## Reading passage
James River Corp. is planning to spin off most of its printing and writing paper operations to shareholders, so that it can concentrate on making consumer tissue and paperboard. At the time of writing (Aug. 5), the company hopes to complete the process by the end of summer. All the mills being divested will be offered as a package.
One of the mills to be sold is the Guard Bridge mill, which is immortalized in Verner Clapp's "Story of Permanent/Durable Book Paper, 1115-1970," published in Restaurator Suppl. 3, 1972. William J. Barrow (whose own standard for paper permanence, based on years of research, was well known at the time) was asked in 1967 to find a mill that could supply paper tht met this standard, for a 610-volume catalog of all the books in American libraries. It would be used heavily in libraries all over the world. The set was too expensive to replace if it wore out, so its pages had to be both permanent and durable. The set was to be printed by Balding & Mansell, the London printers.
Verner Clapp describes on p. 48 of his historical narrative how the Guard Bridge Paper Company came through.
In  the American Library Association (ALA) wished to take advantage of Mansell's abstracting camera for the printing of the 610-volume National Union Catalog: Pre-1956 Imprints. The use of a Barrow-type paper was written into the printing contract. In order to widen the sources of supply for such paper (which was expected to be needed at the rate of 26 tons a month for 10 years) and to lay a basis for choice through testing, Barrow went to England at ALA's request in May-June 1967 to visit a number of paper mills and testing laboratories.

## Supplied material

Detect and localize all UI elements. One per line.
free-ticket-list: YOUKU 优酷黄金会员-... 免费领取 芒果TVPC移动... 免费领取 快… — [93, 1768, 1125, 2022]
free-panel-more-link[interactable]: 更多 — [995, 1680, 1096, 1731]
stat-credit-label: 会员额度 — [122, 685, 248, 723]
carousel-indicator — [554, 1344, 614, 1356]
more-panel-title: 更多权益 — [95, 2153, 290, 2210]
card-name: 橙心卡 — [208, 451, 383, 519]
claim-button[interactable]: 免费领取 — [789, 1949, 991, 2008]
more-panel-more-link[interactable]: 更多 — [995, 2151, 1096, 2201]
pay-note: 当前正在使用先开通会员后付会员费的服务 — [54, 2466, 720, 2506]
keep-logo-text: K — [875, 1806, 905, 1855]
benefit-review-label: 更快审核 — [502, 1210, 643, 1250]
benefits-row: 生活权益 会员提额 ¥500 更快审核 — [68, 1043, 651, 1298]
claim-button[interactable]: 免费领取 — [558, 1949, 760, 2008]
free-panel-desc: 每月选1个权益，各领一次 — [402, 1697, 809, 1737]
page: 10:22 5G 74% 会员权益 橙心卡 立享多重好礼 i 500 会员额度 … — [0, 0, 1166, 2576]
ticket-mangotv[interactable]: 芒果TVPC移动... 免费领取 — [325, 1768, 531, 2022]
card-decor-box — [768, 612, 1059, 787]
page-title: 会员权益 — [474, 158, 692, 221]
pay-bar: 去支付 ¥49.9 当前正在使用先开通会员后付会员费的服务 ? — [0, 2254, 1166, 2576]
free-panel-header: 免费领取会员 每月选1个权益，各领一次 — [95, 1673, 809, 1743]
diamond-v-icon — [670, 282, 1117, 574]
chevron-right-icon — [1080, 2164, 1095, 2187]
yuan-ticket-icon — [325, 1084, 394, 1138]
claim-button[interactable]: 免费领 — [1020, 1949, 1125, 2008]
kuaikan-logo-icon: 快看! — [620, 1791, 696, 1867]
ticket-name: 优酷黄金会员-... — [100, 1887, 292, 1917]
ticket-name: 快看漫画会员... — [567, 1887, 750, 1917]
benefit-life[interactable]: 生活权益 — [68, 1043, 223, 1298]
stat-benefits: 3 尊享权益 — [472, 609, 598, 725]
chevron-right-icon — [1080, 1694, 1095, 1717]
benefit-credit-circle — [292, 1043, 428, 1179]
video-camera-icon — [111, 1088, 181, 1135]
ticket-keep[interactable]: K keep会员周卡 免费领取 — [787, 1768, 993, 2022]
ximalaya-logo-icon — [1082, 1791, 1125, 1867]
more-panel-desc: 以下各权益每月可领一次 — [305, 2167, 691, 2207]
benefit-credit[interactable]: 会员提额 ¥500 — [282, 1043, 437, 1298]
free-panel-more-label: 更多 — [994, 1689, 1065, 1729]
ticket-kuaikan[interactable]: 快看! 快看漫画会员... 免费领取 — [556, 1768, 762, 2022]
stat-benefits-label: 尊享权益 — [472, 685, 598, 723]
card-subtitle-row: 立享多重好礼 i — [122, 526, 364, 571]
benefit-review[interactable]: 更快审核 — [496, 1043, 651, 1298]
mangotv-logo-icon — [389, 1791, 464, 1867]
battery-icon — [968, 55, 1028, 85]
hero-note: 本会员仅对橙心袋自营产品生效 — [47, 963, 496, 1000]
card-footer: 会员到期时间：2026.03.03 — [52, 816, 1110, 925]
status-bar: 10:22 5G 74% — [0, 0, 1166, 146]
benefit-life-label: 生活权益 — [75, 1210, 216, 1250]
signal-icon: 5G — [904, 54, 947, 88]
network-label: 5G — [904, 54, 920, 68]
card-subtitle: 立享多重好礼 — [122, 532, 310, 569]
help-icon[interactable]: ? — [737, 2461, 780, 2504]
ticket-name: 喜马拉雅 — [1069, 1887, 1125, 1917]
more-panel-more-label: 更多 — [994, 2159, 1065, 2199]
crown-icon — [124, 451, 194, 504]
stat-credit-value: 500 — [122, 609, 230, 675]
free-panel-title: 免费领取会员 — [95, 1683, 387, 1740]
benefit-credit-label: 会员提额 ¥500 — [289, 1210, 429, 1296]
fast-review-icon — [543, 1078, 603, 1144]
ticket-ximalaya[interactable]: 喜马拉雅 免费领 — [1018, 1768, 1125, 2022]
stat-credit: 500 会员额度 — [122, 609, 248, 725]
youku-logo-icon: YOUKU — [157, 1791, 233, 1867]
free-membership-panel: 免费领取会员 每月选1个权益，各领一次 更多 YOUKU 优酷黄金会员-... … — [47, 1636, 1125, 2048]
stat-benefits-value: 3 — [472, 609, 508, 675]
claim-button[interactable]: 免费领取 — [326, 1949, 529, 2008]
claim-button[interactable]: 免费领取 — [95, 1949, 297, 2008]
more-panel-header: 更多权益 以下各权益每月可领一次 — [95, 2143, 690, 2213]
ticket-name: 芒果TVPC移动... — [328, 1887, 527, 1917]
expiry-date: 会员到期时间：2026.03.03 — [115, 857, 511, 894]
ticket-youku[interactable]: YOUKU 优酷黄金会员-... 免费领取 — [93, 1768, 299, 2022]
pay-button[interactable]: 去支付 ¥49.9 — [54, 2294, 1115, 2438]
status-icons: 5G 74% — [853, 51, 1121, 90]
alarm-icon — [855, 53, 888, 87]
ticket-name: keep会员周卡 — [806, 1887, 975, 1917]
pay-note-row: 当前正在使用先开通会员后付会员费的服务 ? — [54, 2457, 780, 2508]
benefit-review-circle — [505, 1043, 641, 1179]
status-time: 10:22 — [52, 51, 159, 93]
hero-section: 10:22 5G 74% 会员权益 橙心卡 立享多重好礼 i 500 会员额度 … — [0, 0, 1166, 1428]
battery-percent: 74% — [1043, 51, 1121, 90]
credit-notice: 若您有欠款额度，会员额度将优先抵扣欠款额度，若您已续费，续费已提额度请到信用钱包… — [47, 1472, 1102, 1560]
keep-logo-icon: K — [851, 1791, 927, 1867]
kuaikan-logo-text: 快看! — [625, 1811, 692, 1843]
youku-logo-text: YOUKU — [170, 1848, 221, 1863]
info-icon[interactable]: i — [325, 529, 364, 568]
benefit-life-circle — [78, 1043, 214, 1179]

## Actions to take
1. Summarize the passage about James River Corp.'s paper mills in two sentences.
2. Pick up the passage about James River Corp.'s paper mills and keep writing from its final sentence.

## Responses by item number
1. James River Corp. plans to spin off most of its printing and writing paper operations to shareholders so it can concentrate on consumer tissue and paperboard, offering all the divested mills as a package. One of them is the Guard Bridge mill, which appears in Verner Clapp's history of permanent/durable book paper because of its part in supplying paper that met William J. Barrow's permanence standard for the 610-volume National Union Catalog.

2.
Visits to the first were very rewarding, but to the second less so, and he had to agree to do the testing himself. On August 15 he reported to ALA and Mansell that a paper made by the Guard Bridge Paper Company of Fife, Scotland, had tested at the high values of 1701 folds, 93 grams tear, and pH 8.9, initial, with excellent retention. (It was his last completed job. He died of a heart attack ten days later.) This paper was adopted for the Catalog and is described in a colophon in each volume as meeting or exceeding 1200 folds, 73 grams tear, and pH 9.4, initial values. [From the June Alkaline Paper Advocate] (3A9.9)
A general invitation to BookLab's open house has been issued to anyone who plans to attend the Midwinter meeting of the American Library Association in San Antonio. The last time ALA met in San Antonio, the invitation says, "BookLab's open house was so successful--and so much fun--that we've decided to do it again." Although BookLab is in Austin, three hours' drive from the conference town, distance is not a problem. Just fly into Austin any time on Thursday, January 18, 1996, and someone from BookLab will pick you up at the airport. After your visit they will drive you to your hotel door in San Antonio in the early evening on a chartered bus, with refreshments.
BookLab is at 1606 Headway Circle, Austin, TX 78754 (tel.: 512/837-0479, email: email@example.com). Contact them for more details. (4B)
Next June, AIC meets in Norfolk, Virginia, and there will be a pre-session organized around the theme of collections conservation: risk assessment, environmental controls, pollutants in new and old buildings, and storage and housings. The housings portion of the program will encourage the active exchange of designs, techniques and production experience among practitioners in all specialties.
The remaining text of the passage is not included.